Images should be left out, and everything else in the listing reproduced exactly.

□ □ □ □

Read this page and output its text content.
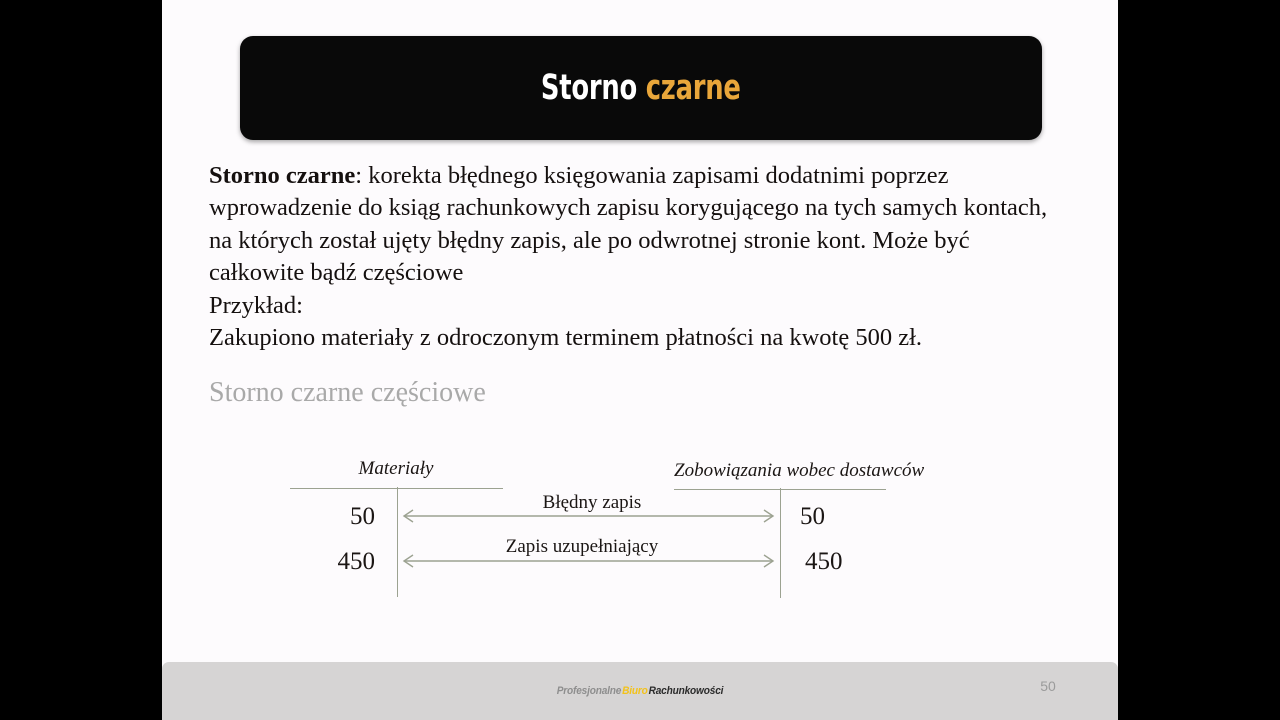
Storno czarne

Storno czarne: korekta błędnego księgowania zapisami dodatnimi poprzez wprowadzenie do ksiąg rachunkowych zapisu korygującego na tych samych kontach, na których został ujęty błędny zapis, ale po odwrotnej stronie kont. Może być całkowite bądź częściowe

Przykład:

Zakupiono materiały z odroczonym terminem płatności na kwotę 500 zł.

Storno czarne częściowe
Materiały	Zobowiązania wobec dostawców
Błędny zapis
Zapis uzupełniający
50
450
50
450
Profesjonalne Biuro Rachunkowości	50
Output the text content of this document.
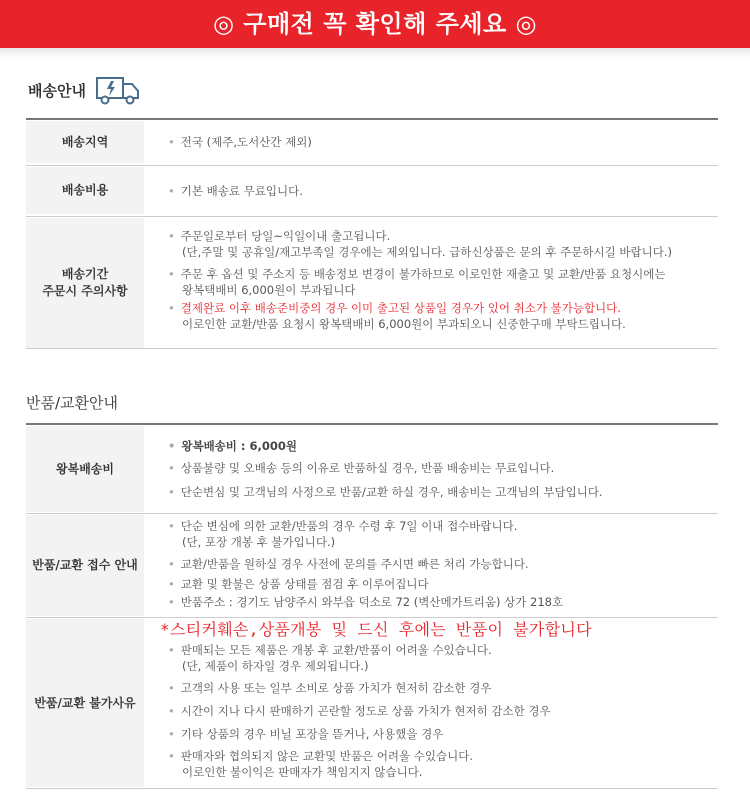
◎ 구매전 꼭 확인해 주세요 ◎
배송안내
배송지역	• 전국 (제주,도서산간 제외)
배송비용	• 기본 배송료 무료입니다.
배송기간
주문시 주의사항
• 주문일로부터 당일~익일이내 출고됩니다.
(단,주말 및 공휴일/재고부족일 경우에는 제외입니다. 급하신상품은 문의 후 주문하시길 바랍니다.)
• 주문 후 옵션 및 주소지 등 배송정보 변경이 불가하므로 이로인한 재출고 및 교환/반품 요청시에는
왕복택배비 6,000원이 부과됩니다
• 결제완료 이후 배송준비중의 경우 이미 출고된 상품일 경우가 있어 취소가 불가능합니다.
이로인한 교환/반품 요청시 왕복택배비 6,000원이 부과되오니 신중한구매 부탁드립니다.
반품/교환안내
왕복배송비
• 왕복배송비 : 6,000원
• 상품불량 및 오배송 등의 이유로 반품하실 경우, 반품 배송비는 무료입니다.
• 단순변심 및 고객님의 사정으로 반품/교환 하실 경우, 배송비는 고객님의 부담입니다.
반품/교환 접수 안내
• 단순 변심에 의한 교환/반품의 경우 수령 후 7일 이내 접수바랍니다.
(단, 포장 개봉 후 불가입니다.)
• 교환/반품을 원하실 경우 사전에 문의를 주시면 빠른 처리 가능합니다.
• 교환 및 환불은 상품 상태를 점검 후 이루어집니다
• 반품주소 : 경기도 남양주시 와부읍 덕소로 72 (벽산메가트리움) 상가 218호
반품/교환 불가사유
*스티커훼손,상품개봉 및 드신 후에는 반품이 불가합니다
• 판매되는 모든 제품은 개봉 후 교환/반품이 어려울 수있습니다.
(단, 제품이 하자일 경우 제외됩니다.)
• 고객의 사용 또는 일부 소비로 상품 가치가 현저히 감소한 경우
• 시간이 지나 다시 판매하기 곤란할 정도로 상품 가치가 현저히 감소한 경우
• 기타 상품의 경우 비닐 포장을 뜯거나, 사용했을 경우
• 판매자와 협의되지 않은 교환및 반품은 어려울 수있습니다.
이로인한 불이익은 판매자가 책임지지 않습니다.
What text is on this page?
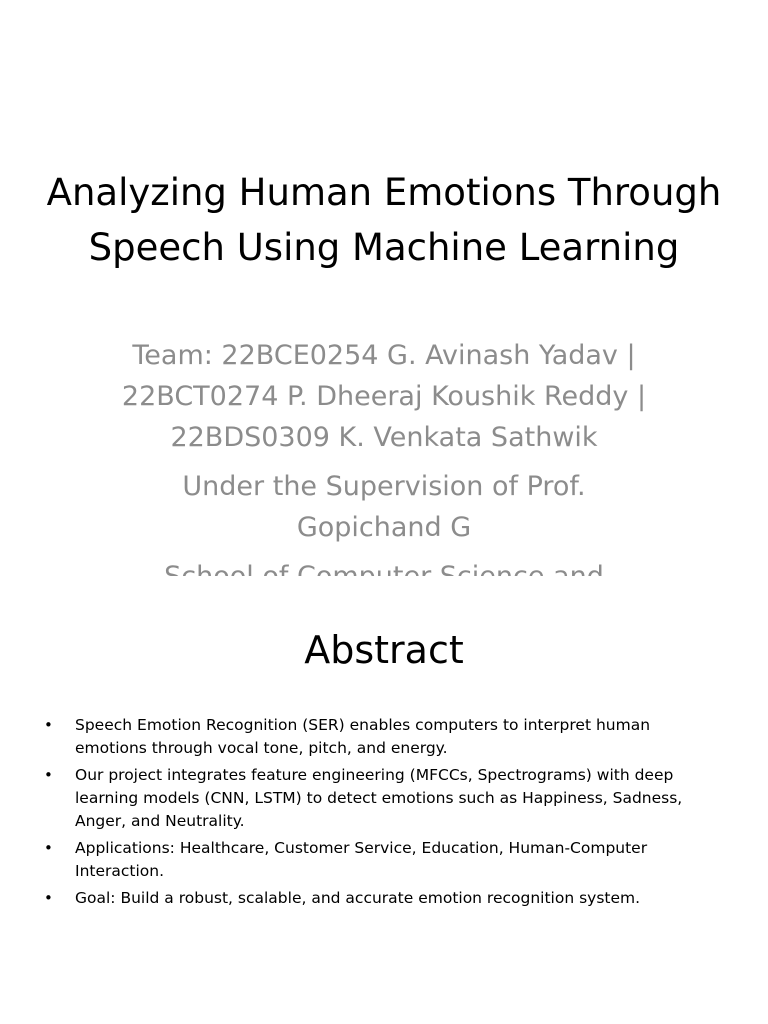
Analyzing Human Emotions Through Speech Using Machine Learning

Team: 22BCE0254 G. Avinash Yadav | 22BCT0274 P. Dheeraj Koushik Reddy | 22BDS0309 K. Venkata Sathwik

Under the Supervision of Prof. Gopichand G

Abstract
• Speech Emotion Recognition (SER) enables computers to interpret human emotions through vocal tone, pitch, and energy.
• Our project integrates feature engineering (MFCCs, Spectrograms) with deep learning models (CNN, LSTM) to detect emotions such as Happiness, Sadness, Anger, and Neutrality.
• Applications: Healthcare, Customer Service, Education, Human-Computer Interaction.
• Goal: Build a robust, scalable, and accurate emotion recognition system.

□ □ □ □

*Expected answer*:
Read this page and output its text content.
Storno czarne

Storno czarne: korekta błędnego księgowania zapisami dodatnimi poprzez wprowadzenie do ksiąg rachunkowych zapisu korygującego na tych samych kontach, na których został ujęty błędny zapis, ale po odwrotnej stronie kont. Może być całkowite bądź częściowe

Przykład:

Zakupiono materiały z odroczonym terminem płatności na kwotę 500 zł.

Storno czarne częściowe
Materiały	Zobowiązania wobec dostawców
Błędny zapis
Zapis uzupełniający
50
450
50
450
Profesjonalne Biuro Rachunkowości	50
Output the text content of this document.
◎ 구매전 꼭 확인해 주세요 ◎
배송안내
배송지역	• 전국 (제주,도서산간 제외)
배송비용	• 기본 배송료 무료입니다.
배송기간
주문시 주의사항
• 주문일로부터 당일~익일이내 출고됩니다.
(단,주말 및 공휴일/재고부족일 경우에는 제외입니다. 급하신상품은 문의 후 주문하시길 바랍니다.)
• 주문 후 옵션 및 주소지 등 배송정보 변경이 불가하므로 이로인한 재출고 및 교환/반품 요청시에는
왕복택배비 6,000원이 부과됩니다
• 결제완료 이후 배송준비중의 경우 이미 출고된 상품일 경우가 있어 취소가 불가능합니다.
이로인한 교환/반품 요청시 왕복택배비 6,000원이 부과되오니 신중한구매 부탁드립니다.
반품/교환안내
왕복배송비
• 왕복배송비 : 6,000원
• 상품불량 및 오배송 등의 이유로 반품하실 경우, 반품 배송비는 무료입니다.
• 단순변심 및 고객님의 사정으로 반품/교환 하실 경우, 배송비는 고객님의 부담입니다.
반품/교환 접수 안내
• 단순 변심에 의한 교환/반품의 경우 수령 후 7일 이내 접수바랍니다.
(단, 포장 개봉 후 불가입니다.)
• 교환/반품을 원하실 경우 사전에 문의를 주시면 빠른 처리 가능합니다.
• 교환 및 환불은 상품 상태를 점검 후 이루어집니다
• 반품주소 : 경기도 남양주시 와부읍 덕소로 72 (벽산메가트리움) 상가 218호
반품/교환 불가사유
*스티커훼손,상품개봉 및 드신 후에는 반품이 불가합니다
• 판매되는 모든 제품은 개봉 후 교환/반품이 어려울 수있습니다.
(단, 제품이 하자일 경우 제외됩니다.)
• 고객의 사용 또는 일부 소비로 상품 가치가 현저히 감소한 경우
• 시간이 지나 다시 판매하기 곤란할 정도로 상품 가치가 현저히 감소한 경우
• 기타 상품의 경우 비닐 포장을 뜯거나, 사용했을 경우
• 판매자와 협의되지 않은 교환및 반품은 어려울 수있습니다.
이로인한 불이익은 판매자가 책임지지 않습니다.
What text is on this page?
Analyzing Human Emotions Through Speech Using Machine Learning

Team: 22BCE0254 G. Avinash Yadav | 22BCT0274 P. Dheeraj Koushik Reddy | 22BDS0309 K. Venkata Sathwik

Under the Supervision of Prof. Gopichand G

Abstract
• Speech Emotion Recognition (SER) enables computers to interpret human emotions through vocal tone, pitch, and energy.
• Our project integrates feature engineering (MFCCs, Spectrograms) with deep learning models (CNN, LSTM) to detect emotions such as Happiness, Sadness, Anger, and Neutrality.
• Applications: Healthcare, Customer Service, Education, Human-Computer Interaction.
• Goal: Build a robust, scalable, and accurate emotion recognition system.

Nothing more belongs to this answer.